-- Start INFORMATION GIVEN --

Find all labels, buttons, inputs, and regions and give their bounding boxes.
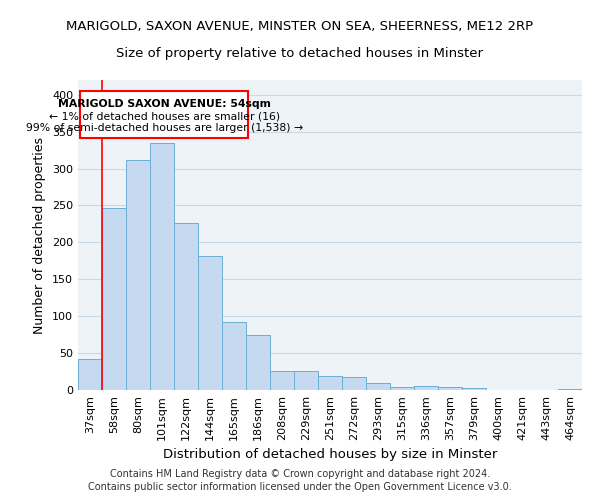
Bar: [294, 371, 318, 390]
Bar: [558, 388, 582, 390]
Y-axis label: Number of detached properties: Number of detached properties: [34, 136, 46, 334]
Bar: [342, 376, 366, 390]
Text: Contains public sector information licensed under the Open Government Licence v3: Contains public sector information licen…: [88, 482, 512, 492]
Text: MARIGOLD, SAXON AVENUE, MINSTER ON SEA, SHEERNESS, ME12 2RP: MARIGOLD, SAXON AVENUE, MINSTER ON SEA, …: [67, 20, 533, 33]
Bar: [438, 387, 462, 390]
Text: 99% of semi-detached houses are larger (1,538) →: 99% of semi-detached houses are larger (…: [26, 124, 303, 134]
Text: MARIGOLD SAXON AVENUE: 54sqm: MARIGOLD SAXON AVENUE: 54sqm: [58, 98, 271, 108]
Bar: [126, 160, 150, 390]
Bar: [270, 371, 294, 390]
Bar: [150, 142, 174, 390]
Text: ← 1% of detached houses are smaller (16): ← 1% of detached houses are smaller (16): [49, 111, 280, 121]
FancyBboxPatch shape: [80, 91, 248, 138]
Bar: [222, 322, 246, 390]
Bar: [414, 386, 438, 390]
Text: Contains HM Land Registry data © Crown copyright and database right 2024.: Contains HM Land Registry data © Crown c…: [110, 469, 490, 479]
Bar: [318, 376, 342, 390]
Text: Size of property relative to detached houses in Minster: Size of property relative to detached ho…: [116, 48, 484, 60]
Bar: [366, 382, 390, 390]
X-axis label: Distribution of detached houses by size in Minster: Distribution of detached houses by size …: [163, 448, 497, 462]
Bar: [102, 208, 126, 390]
Bar: [246, 334, 270, 390]
Bar: [78, 359, 102, 390]
Bar: [174, 223, 198, 390]
Bar: [198, 256, 222, 390]
Bar: [462, 388, 486, 390]
Bar: [390, 387, 414, 390]
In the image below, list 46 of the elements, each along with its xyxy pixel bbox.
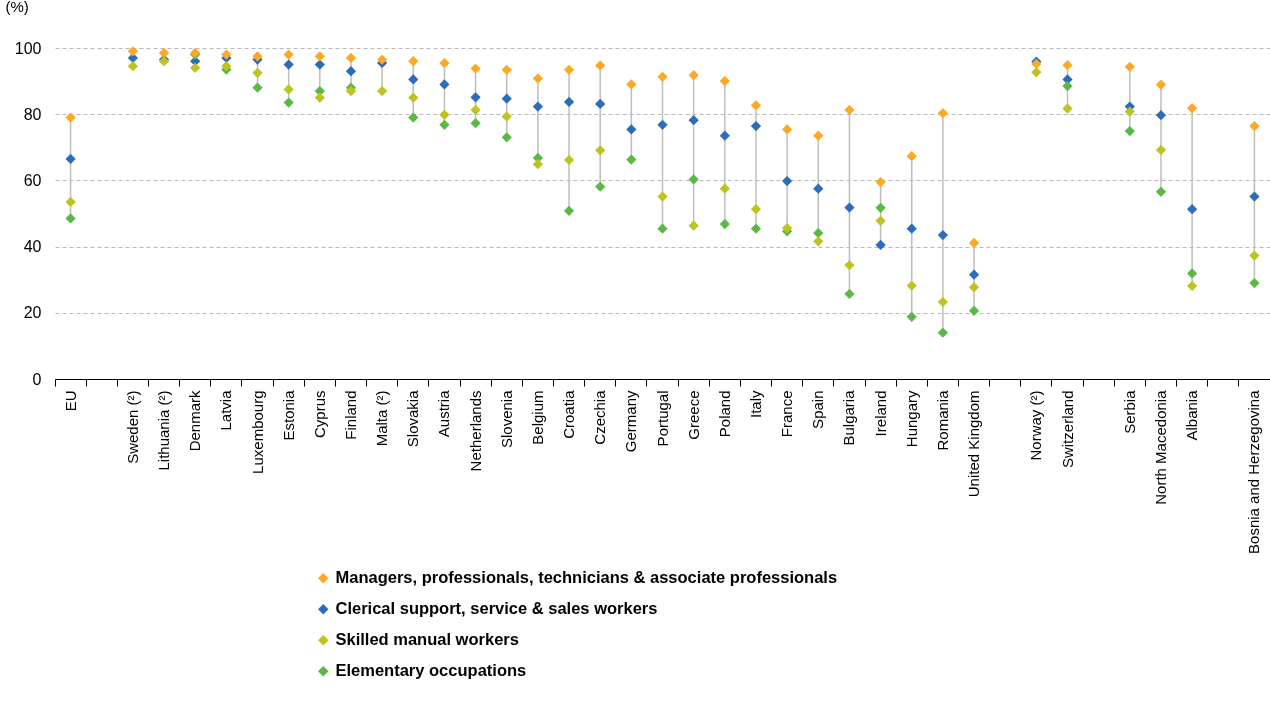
x-tick-label: Denmark	[186, 390, 204, 452]
x-tick-label: Norway (²)	[1027, 390, 1045, 461]
x-tick-label: Finland	[341, 390, 359, 440]
x-tick-label: Serbia	[1120, 389, 1138, 434]
y-tick-label: 20	[23, 304, 42, 322]
y-axis-title: (%)	[5, 0, 29, 15]
x-tick-label: Romania	[933, 389, 951, 451]
legend-label: Managers, professionals, technicians & associate professionals	[335, 568, 838, 587]
y-tick-label: 0	[32, 370, 42, 388]
x-tick-label: Malta (²)	[373, 390, 391, 447]
x-tick-label: Cyprus	[310, 390, 328, 439]
x-tick-label: Ireland	[871, 390, 889, 437]
x-tick-label: Austria	[435, 389, 453, 438]
x-tick-label: Sweden (²)	[123, 390, 141, 464]
x-tick-label: Slovenia	[497, 389, 515, 449]
x-tick-label: Germany	[622, 390, 640, 453]
x-tick-label: United Kingdom	[965, 390, 983, 498]
x-tick-label: Netherlands	[466, 390, 484, 472]
x-tick-label: North Macedonia	[1151, 389, 1169, 505]
x-tick-label: Greece	[684, 390, 702, 440]
x-tick-label: France	[778, 390, 796, 438]
y-tick-label: 80	[23, 105, 42, 123]
x-tick-label: Luxembourg	[248, 390, 266, 474]
x-tick-label: Switzerland	[1058, 390, 1076, 469]
x-tick-label: Albania	[1183, 389, 1201, 441]
x-tick-label: Italy	[746, 390, 764, 419]
x-tick-label: Bulgaria	[840, 389, 858, 446]
legend-label: Clerical support, service & sales workers	[335, 599, 658, 618]
legend-label: Skilled manual workers	[335, 630, 519, 649]
x-tick-label: Bosnia and Herzegovina	[1245, 389, 1263, 554]
y-tick-label: 40	[23, 238, 42, 256]
x-tick-label: Czechia	[591, 389, 609, 445]
x-tick-label: Spain	[809, 390, 827, 429]
x-tick-label: Poland	[715, 390, 733, 438]
x-tick-label: Croatia	[560, 389, 578, 439]
y-tick-label: 100	[14, 39, 42, 57]
x-tick-label: Hungary	[902, 390, 920, 448]
x-tick-label: Belgium	[528, 390, 546, 445]
legend-label: Elementary occupations	[335, 661, 527, 680]
x-tick-label: Latvia	[217, 389, 235, 431]
x-tick-label: EU	[61, 390, 79, 412]
x-tick-label: Portugal	[653, 390, 671, 447]
x-tick-label: Estonia	[279, 389, 297, 441]
x-tick-label: Slovakia	[404, 389, 422, 448]
y-tick-label: 60	[23, 171, 42, 189]
x-tick-label: Lithuania (²)	[155, 390, 173, 471]
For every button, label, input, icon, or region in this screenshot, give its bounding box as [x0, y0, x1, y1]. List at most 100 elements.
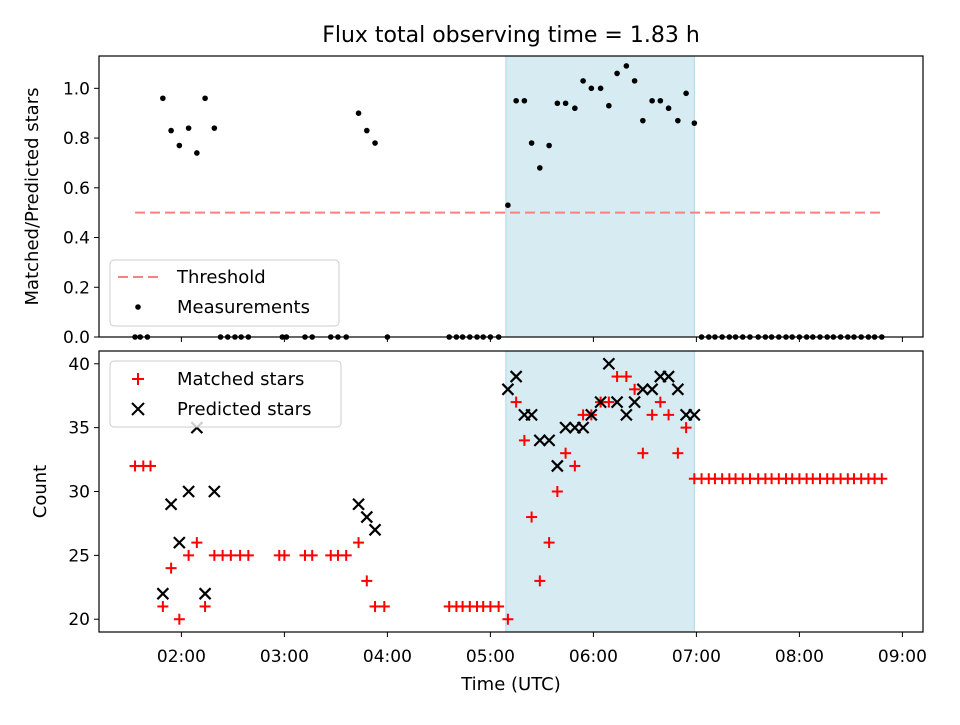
bottom-legend: Matched stars Predicted stars: [109, 360, 342, 428]
measurement-point: [554, 100, 561, 107]
predicted-point: [636, 383, 650, 396]
top-axes: 0.0 0.2 0.4 0.6 0.8 1.0 Matched/Predicted sta…: [22, 55, 924, 348]
predicted-point: [610, 395, 624, 409]
bottom-xtick-label: 08:00: [775, 647, 824, 667]
measurement-point: [640, 117, 646, 124]
measurement-point: [657, 97, 664, 104]
matched-point: [646, 409, 658, 421]
measurement-point: [623, 63, 630, 69]
top-legend-box: [109, 259, 340, 327]
measurement-point: [614, 70, 620, 77]
predicted-point: [198, 587, 212, 600]
bottom-xtick-label: 04:00: [363, 647, 412, 667]
measurement-point: [528, 140, 535, 146]
matched-point: [502, 613, 514, 625]
legend-predicted-swatch: [131, 402, 145, 416]
matched-point: [183, 549, 195, 561]
predicted-point: [620, 408, 633, 422]
measurement-point: [537, 165, 543, 171]
bottom-axes-frame: [98, 350, 924, 633]
matched-point: [518, 434, 530, 446]
measurement-point: [372, 140, 378, 146]
measurement-point: [683, 90, 689, 97]
bottom-xlabel: Time (UTC): [460, 674, 561, 695]
predicted-point: [671, 383, 685, 396]
top-ytick-label: 0.0: [63, 328, 90, 348]
bottom-ytick-label: 30: [68, 483, 90, 503]
measurement-point: [606, 102, 612, 109]
measurement-point: [631, 78, 638, 84]
measurement-point: [160, 95, 166, 102]
predicted-point: [559, 421, 572, 434]
bottom-xtick-label: 06:00: [569, 647, 618, 667]
predicted-point: [173, 536, 186, 549]
matched-point: [361, 575, 373, 587]
predicted-point: [208, 485, 221, 498]
matched-point: [663, 409, 675, 421]
measurement-point: [364, 127, 370, 134]
top-shaded-span: [505, 55, 695, 338]
top-ytick-label: 1.0: [63, 79, 90, 99]
measurement-point: [185, 125, 192, 131]
measurement-point: [546, 142, 552, 149]
measurement-point: [649, 97, 655, 104]
predicted-point: [576, 421, 590, 434]
matched-point: [543, 537, 555, 549]
matched-point: [603, 396, 615, 408]
top-ytick-label: 0.8: [63, 129, 90, 149]
predicted-point: [509, 370, 523, 383]
legend-threshold-label: Threshold: [176, 267, 266, 288]
matched-point: [620, 371, 632, 383]
chart-title: Flux total observing time = 1.83 h: [322, 23, 700, 48]
predicted-point: [501, 383, 515, 396]
legend-measurements-swatch: [135, 304, 141, 310]
matched-point: [629, 383, 641, 395]
matched-point: [340, 549, 352, 561]
predicted-point: [156, 587, 170, 600]
bottom-ylabel: Count: [30, 465, 51, 518]
matched-point: [551, 486, 563, 497]
matched-point: [306, 549, 318, 561]
matched-point: [534, 575, 546, 587]
top-ylabel: Matched/Predicted stars: [22, 88, 43, 306]
matched-point: [654, 396, 666, 408]
matched-point: [637, 447, 649, 459]
bottom-ytick-label: 40: [68, 355, 90, 375]
bottom-shaded-span: [505, 350, 695, 633]
matched-point: [165, 562, 177, 574]
matched-point: [569, 460, 581, 472]
bottom-legend-box: [109, 360, 342, 428]
legend-matched-label: Matched stars: [177, 369, 304, 390]
measurement-point: [588, 85, 595, 92]
bottom-xtick-label: 09:00: [878, 647, 927, 667]
predicted-point: [525, 408, 538, 422]
matched-point: [199, 600, 211, 612]
predicted-point: [542, 434, 556, 447]
legend-predicted-label: Predicted stars: [177, 399, 311, 420]
matched-point: [353, 537, 365, 549]
matched-point: [510, 396, 522, 408]
measurement-point: [513, 97, 519, 104]
predicted-point: [360, 510, 374, 524]
measurement-point: [194, 150, 200, 156]
top-legend: Threshold Measurements: [109, 259, 340, 327]
matched-point: [242, 549, 254, 561]
measurement-point: [176, 142, 183, 149]
matched-point: [526, 511, 538, 523]
bottom-axes: 20 25 30 35 40 02:00 03:00 04:00 05:00 06:00 07:00…: [30, 350, 927, 695]
top-ytick-label: 0.6: [63, 179, 90, 199]
measurement-point: [562, 100, 569, 107]
matched-point: [378, 600, 390, 612]
predicted-point: [352, 497, 365, 511]
matched-point: [278, 549, 290, 561]
top-axes-frame: [98, 55, 924, 338]
legend-measurements-label: Measurements: [177, 297, 310, 318]
matched-point: [173, 613, 185, 625]
predicted-point: [662, 370, 675, 383]
measurement-point: [202, 95, 208, 102]
measurement-point: [572, 105, 578, 112]
legend-matched-swatch: [132, 373, 144, 385]
bottom-xtick-label: 07:00: [672, 647, 721, 667]
bottom-ytick-label: 25: [68, 546, 90, 566]
bottom-ytick-label: 35: [68, 419, 90, 439]
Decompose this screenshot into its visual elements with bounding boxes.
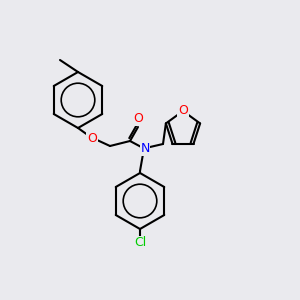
Text: O: O: [178, 104, 188, 118]
Text: O: O: [133, 112, 143, 125]
Text: Cl: Cl: [134, 236, 146, 250]
Text: N: N: [140, 142, 150, 155]
Text: O: O: [87, 131, 97, 145]
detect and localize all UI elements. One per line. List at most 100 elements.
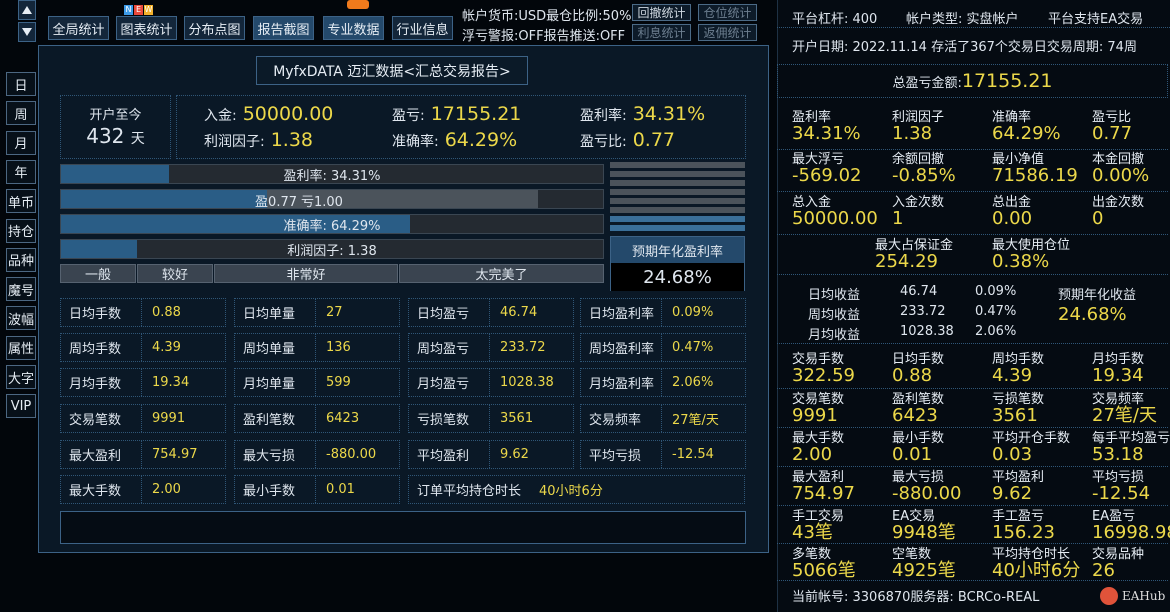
stat-cell: 平均亏损 -12.54 [580,440,746,469]
stat-value: 19.34 [152,375,190,390]
account-button[interactable]: 回撤统计 [632,4,691,21]
stat-cell: 日均手数 0.88 [60,298,226,327]
summary-item: 利润因子: 1.38 [204,129,313,151]
stat-label: 订单平均持仓时长 [417,484,522,499]
account-button[interactable]: 仓位统计 [698,4,757,21]
stat-value: 6423 [326,411,360,426]
stat-cell: 最大手数 2.00 [60,475,226,504]
toolbar-button[interactable]: 图表统计 [116,16,177,40]
stat-value: 9.62 [500,447,529,462]
footer: 当前帐号: 3306870服务器: BCRCo-REAL [792,590,1040,605]
stat-label: 日均手数 [892,352,945,367]
stat-cell: 日均单量 27 [234,298,400,327]
stat-value: 26 [1092,560,1115,581]
new-badge-letter: N [124,5,133,15]
stat-value: 0.88 [152,305,181,320]
bar-label: 利润因子: 1.38 [287,243,377,259]
account-button[interactable]: 利息统计 [632,24,691,41]
stat-cell: 交易笔数 9991 [60,404,226,433]
text-input[interactable] [60,511,746,544]
summary-label: 利润因子: [204,134,265,150]
gauge [610,162,745,232]
account-button[interactable]: 返佣统计 [698,24,757,41]
avg-value: 2.06% [975,324,1017,339]
stat-label: 最大亏损 [892,470,945,485]
stat-label: 盈亏比 [1092,110,1132,125]
summary-item: 盈亏: 17155.21 [392,103,521,125]
toolbar-button[interactable]: 分布点图 [184,16,245,40]
gauge-stripe [610,180,745,186]
side-tab[interactable]: 魔号 [6,277,36,302]
stat-label: 日均盈亏 [409,299,490,326]
stat-cell: 月均单量 599 [234,368,400,397]
bar-label: 准确率: 64.29% [283,218,381,234]
stat-value: 46.74 [500,305,538,320]
stat-cell: 交易频率 27笔/天 [580,404,746,433]
stat-label: 利润因子 [892,110,945,125]
new-badge-letter: E [134,5,143,15]
gauge-stripe [610,198,745,204]
toolbar-button[interactable]: 行业信息 [392,16,453,40]
group-box [777,389,1168,428]
stat-value: 599 [326,375,351,390]
toolbar-button[interactable]: 全局统计 [48,16,109,40]
stat-value: 0 [1092,208,1104,229]
ratio-profit: 盈0.77 [255,195,297,210]
side-tab[interactable]: 大字 [6,365,36,389]
stat-label: 最小手数 [892,431,945,446]
stat-value: 9948笔 [892,522,956,543]
since-days: 432 天 [61,124,170,148]
total-label: 总盈亏金额: [892,75,962,91]
avg-value: 233.72 [900,304,946,319]
stat-value: 9.62 [992,483,1033,504]
stat-label: 盈利笔数 [235,405,316,432]
stat-label: 最大占保证金 [875,238,954,253]
stat-label: 日均单量 [235,299,316,326]
side-tab[interactable]: 持仓 [6,218,36,243]
header-item: 平台支持EA交易 [1048,12,1144,27]
bar-profit-rate: 盈利率: 34.31% [60,164,604,184]
stat-value: 0.01 [326,482,355,497]
side-tab[interactable]: 年 [6,159,36,184]
stat-label: 交易频率 [581,405,662,432]
stat-cell: 月均盈亏 1028.38 [408,368,574,397]
stat-label: EA盈亏 [1092,509,1136,524]
stat-value: 2.06% [672,375,714,390]
stat-label: 周均手数 [992,352,1045,367]
side-tab[interactable]: 单币 [6,189,36,214]
summary-value: 34.31% [632,103,706,125]
group-box [777,149,1168,192]
side-tab[interactable]: VIP [6,394,36,419]
stat-label: 月均盈利率 [581,369,662,396]
summary-label: 盈亏比: [580,134,627,150]
stat-value: 27笔/天 [672,413,719,428]
summary-box: 入金: 50000.00 盈亏: 17155.21 盈利率: 34.31% 利润因子: 1.3… [176,95,746,159]
toolbar-button[interactable]: 专业数据 [323,16,384,40]
stat-value: 27 [326,305,343,320]
stat-cell: 周均盈利率 0.47% [580,333,746,362]
stat-value: -569.02 [792,165,862,186]
account-line2: 浮亏警报:OFF报告推送:OFF [462,29,626,44]
stat-value: 322.59 [792,365,855,386]
side-tab[interactable]: 周 [6,101,36,126]
header-item: 帐户类型: 实盘帐户 [906,12,1019,27]
scroll-down[interactable] [18,22,36,42]
side-tab[interactable]: 波幅 [6,306,36,331]
side-tab[interactable]: 日 [6,72,36,96]
stat-cell: 日均盈亏 46.74 [408,298,574,327]
stat-value: -880.00 [892,483,962,504]
stat-label: 最大亏损 [235,441,316,468]
stat-value: 233.72 [500,340,546,355]
group-box [777,349,1168,389]
stat-cell: 订单平均持仓时长 40小时6分 [408,475,745,504]
toolbar-button[interactable]: 报告截图 [253,16,314,40]
stat-value: 136 [326,340,351,355]
scroll-up[interactable] [18,0,36,20]
bar-label: 盈利率: 34.31% [283,168,381,184]
side-tab[interactable]: 月 [6,130,36,155]
days-unit: 天 [130,131,145,147]
side-tab[interactable]: 品种 [6,247,36,272]
side-tab[interactable]: 属性 [6,335,36,360]
stat-label: 月均手数 [1092,352,1145,367]
stat-value: 0.88 [892,365,933,386]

-- End INFORMATION GIVEN --

### WHAT YOU WILL DO
Give again the rows that begin with the line containing "stat-cell: 平均亏损 -12.54 [580,440,746,469]" and end with the line containing "stat-label: 订单平均持仓时长 [417,484,522,499]", copying each one unchanged.

### ANSWER TO THE EXERCISE
stat-cell: 平均亏损 -12.54 [580,440,746,469]
stat-value: 19.34 [152,375,190,390]
account-button[interactable]: 回撤统计 [632,4,691,21]
stat-cell: 日均手数 0.88 [60,298,226,327]
summary-item: 利润因子: 1.38 [204,129,313,151]
stat-label: 订单平均持仓时长 [417,484,522,499]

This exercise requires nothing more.